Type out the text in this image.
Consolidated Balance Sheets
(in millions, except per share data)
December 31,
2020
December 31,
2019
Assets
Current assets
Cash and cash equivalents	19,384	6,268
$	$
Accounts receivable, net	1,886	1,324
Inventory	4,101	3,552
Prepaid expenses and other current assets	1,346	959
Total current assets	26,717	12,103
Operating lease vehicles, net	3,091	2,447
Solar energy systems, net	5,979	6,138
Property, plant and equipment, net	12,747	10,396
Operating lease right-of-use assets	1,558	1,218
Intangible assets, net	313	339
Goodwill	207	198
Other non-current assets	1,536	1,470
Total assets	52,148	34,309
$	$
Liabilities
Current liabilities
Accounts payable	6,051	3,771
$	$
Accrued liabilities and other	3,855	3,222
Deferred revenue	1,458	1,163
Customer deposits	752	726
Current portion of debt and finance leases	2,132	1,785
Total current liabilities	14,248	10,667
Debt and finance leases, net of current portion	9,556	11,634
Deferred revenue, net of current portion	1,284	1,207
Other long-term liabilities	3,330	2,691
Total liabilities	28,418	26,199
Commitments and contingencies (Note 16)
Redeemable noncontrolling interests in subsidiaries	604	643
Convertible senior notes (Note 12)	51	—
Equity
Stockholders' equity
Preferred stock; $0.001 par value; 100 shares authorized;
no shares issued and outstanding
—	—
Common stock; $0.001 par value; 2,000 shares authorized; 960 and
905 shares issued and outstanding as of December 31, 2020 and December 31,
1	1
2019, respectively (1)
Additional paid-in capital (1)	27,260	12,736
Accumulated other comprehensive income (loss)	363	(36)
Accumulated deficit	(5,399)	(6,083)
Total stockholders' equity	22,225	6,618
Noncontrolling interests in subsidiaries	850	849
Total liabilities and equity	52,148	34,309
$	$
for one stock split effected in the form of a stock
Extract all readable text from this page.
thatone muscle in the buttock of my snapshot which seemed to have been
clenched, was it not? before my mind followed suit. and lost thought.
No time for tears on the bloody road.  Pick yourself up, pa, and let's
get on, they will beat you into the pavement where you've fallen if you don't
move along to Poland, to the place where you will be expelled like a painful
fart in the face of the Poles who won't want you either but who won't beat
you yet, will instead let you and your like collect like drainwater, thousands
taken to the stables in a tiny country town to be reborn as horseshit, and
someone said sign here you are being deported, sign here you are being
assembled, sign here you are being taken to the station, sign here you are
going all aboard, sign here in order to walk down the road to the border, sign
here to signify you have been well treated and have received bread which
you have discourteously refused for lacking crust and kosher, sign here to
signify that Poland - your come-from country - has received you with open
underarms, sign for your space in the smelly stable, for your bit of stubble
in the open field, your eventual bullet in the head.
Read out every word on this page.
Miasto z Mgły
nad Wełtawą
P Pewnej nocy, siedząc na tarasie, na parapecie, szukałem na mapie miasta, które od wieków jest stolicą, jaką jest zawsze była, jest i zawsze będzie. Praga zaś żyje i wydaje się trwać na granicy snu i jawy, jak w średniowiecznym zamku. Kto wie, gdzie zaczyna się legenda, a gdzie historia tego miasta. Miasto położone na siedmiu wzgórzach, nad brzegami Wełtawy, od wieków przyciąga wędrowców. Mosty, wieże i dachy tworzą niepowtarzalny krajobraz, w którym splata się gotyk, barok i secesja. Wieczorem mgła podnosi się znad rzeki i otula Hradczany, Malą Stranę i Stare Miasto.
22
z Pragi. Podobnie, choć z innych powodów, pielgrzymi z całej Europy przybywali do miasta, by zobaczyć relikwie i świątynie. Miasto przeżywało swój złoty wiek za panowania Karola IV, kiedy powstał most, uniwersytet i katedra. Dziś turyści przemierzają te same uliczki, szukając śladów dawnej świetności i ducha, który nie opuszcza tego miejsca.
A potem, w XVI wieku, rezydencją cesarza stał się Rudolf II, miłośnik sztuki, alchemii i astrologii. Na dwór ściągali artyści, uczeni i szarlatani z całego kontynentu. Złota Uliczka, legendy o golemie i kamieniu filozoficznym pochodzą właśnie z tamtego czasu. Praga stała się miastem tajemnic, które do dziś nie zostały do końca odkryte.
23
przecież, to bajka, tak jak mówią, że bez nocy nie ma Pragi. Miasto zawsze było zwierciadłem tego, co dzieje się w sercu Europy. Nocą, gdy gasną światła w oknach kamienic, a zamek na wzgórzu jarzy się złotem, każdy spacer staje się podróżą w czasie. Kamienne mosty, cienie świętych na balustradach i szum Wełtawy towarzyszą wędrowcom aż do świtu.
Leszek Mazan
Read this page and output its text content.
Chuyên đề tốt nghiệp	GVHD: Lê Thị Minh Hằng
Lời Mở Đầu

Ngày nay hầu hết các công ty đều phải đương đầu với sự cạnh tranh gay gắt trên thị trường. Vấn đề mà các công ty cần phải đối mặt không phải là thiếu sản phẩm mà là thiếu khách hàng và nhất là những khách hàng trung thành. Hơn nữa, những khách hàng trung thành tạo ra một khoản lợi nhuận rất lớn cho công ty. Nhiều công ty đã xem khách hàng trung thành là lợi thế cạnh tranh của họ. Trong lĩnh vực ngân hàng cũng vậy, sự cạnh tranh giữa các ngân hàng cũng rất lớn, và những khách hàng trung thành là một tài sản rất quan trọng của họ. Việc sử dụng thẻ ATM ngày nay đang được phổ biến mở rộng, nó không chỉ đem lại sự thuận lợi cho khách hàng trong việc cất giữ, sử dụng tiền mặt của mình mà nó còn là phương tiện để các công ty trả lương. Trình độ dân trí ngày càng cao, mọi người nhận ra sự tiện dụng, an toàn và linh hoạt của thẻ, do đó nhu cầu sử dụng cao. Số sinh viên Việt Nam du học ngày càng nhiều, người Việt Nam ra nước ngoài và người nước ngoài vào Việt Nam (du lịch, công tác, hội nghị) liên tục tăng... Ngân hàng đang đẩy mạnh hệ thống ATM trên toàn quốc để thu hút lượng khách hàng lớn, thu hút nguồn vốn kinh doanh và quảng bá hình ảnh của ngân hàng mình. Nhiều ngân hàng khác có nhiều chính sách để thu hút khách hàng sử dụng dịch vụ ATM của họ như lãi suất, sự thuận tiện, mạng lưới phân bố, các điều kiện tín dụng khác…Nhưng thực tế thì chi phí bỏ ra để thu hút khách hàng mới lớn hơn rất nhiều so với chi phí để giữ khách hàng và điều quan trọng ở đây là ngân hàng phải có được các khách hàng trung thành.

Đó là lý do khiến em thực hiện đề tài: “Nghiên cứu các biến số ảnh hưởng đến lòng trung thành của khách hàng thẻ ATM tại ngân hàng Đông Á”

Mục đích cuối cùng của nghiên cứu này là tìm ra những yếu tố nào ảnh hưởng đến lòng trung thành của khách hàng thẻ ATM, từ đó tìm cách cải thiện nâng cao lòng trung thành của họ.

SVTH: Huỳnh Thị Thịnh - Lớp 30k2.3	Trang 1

========================

### EXERCISE GOAL
Go through the entries above and pull out each line with "issued" in it.

### OUTPUT FOR THIS EXERCISE
no shares issued and outstanding
905 shares issued and outstanding as of December 31, 2020 and December 31,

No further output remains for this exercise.